— START OF Extracted information —
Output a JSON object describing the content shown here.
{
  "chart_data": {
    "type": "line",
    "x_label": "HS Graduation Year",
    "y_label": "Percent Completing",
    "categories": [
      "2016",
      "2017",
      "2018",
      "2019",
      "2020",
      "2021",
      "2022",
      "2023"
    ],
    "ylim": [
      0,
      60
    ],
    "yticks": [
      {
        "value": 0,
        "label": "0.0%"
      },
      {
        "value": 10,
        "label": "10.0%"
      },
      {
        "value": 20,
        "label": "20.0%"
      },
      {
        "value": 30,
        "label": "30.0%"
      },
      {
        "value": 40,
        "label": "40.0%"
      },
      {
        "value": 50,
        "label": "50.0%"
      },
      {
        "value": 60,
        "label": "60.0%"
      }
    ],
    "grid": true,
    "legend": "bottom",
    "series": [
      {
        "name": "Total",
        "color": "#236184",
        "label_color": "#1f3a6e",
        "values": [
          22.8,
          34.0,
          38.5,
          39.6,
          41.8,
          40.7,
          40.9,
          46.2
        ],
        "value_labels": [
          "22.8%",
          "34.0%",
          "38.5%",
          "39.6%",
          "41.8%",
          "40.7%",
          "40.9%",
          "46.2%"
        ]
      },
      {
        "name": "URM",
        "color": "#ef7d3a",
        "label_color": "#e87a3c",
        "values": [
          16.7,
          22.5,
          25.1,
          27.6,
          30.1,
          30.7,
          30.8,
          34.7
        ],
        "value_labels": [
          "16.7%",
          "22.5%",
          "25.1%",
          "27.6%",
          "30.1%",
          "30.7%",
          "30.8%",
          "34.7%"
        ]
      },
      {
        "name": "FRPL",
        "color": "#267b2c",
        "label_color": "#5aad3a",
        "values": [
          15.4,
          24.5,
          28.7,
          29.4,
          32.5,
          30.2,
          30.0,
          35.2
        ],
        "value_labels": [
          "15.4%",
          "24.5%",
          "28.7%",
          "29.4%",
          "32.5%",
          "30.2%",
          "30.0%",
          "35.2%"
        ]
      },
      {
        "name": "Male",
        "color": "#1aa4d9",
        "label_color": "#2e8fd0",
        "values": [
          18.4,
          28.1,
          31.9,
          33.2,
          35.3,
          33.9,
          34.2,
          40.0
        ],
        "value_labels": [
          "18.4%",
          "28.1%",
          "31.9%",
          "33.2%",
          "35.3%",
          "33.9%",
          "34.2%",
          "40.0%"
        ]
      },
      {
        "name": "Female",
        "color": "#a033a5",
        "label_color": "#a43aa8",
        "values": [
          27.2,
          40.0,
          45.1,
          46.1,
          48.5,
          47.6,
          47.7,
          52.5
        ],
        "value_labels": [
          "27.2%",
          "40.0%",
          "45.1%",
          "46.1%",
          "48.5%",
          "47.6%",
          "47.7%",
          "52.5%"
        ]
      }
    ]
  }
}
— END OF Extracted information —
> _Exercise_
Copy every record exactly, with nothing added or dropped.

> _Response_
Output a JSON object describing the content shown here.
{
  "chart_data": {
    "type": "line",
    "x_label": "HS Graduation Year",
    "y_label": "Percent Completing",
    "categories": [
      "2016",
      "2017",
      "2018",
      "2019",
      "2020",
      "2021",
      "2022",
      "2023"
    ],
    "ylim": [
      0,
      60
    ],
    "yticks": [
      {
        "value": 0,
        "label": "0.0%"
      },
      {
        "value": 10,
        "label": "10.0%"
      },
      {
        "value": 20,
        "label": "20.0%"
      },
      {
        "value": 30,
        "label": "30.0%"
      },
      {
        "value": 40,
        "label": "40.0%"
      },
      {
        "value": 50,
        "label": "50.0%"
      },
      {
        "value": 60,
        "label": "60.0%"
      }
    ],
    "grid": true,
    "legend": "bottom",
    "series": [
      {
        "name": "Total",
        "color": "#236184",
        "label_color": "#1f3a6e",
        "values": [
          22.8,
          34.0,
          38.5,
          39.6,
          41.8,
          40.7,
          40.9,
          46.2
        ],
        "value_labels": [
          "22.8%",
          "34.0%",
          "38.5%",
          "39.6%",
          "41.8%",
          "40.7%",
          "40.9%",
          "46.2%"
        ]
      },
      {
        "name": "URM",
        "color": "#ef7d3a",
        "label_color": "#e87a3c",
        "values": [
          16.7,
          22.5,
          25.1,
          27.6,
          30.1,
          30.7,
          30.8,
          34.7
        ],
        "value_labels": [
          "16.7%",
          "22.5%",
          "25.1%",
          "27.6%",
          "30.1%",
          "30.7%",
          "30.8%",
          "34.7%"
        ]
      },
      {
        "name": "FRPL",
        "color": "#267b2c",
        "label_color": "#5aad3a",
        "values": [
          15.4,
          24.5,
          28.7,
          29.4,
          32.5,
          30.2,
          30.0,
          35.2
        ],
        "value_labels": [
          "15.4%",
          "24.5%",
          "28.7%",
          "29.4%",
          "32.5%",
          "30.2%",
          "30.0%",
          "35.2%"
        ]
      },
      {
        "name": "Male",
        "color": "#1aa4d9",
        "label_color": "#2e8fd0",
        "values": [
          18.4,
          28.1,
          31.9,
          33.2,
          35.3,
          33.9,
          34.2,
          40.0
        ],
        "value_labels": [
          "18.4%",
          "28.1%",
          "31.9%",
          "33.2%",
          "35.3%",
          "33.9%",
          "34.2%",
          "40.0%"
        ]
      },
      {
        "name": "Female",
        "color": "#a033a5",
        "label_color": "#a43aa8",
        "values": [
          27.2,
          40.0,
          45.1,
          46.1,
          48.5,
          47.6,
          47.7,
          52.5
        ],
        "value_labels": [
          "27.2%",
          "40.0%",
          "45.1%",
          "46.1%",
          "48.5%",
          "47.6%",
          "47.7%",
          "52.5%"
        ]
      }
    ]
  }
}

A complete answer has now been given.